▶ _MATERIAL TO PROCESS_:
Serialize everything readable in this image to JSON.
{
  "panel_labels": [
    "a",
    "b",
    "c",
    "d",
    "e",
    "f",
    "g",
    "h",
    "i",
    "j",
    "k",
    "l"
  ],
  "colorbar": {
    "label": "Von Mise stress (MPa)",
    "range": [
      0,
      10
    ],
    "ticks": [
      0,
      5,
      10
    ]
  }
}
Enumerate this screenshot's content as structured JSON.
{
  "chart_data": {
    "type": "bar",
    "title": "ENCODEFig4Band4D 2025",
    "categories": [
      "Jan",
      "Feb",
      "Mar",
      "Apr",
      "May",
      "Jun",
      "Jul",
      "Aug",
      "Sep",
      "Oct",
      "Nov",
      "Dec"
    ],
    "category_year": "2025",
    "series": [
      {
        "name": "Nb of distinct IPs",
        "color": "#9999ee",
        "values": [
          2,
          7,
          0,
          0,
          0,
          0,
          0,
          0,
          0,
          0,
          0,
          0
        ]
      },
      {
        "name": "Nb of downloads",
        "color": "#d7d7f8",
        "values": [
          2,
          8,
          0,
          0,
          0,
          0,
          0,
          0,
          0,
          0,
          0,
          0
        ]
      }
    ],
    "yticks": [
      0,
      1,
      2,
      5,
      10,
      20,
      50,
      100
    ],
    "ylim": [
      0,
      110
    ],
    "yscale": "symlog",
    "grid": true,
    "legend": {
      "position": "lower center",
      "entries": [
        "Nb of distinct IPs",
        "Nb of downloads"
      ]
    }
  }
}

▶ _WHAT THE EXERCISE ASKS_: Go through the records above and copy every line with the word "this".

▶ _TASK ANSWER_:
Serialize everything readable in this image to JSON.
Enumerate this screenshot's content as structured JSON.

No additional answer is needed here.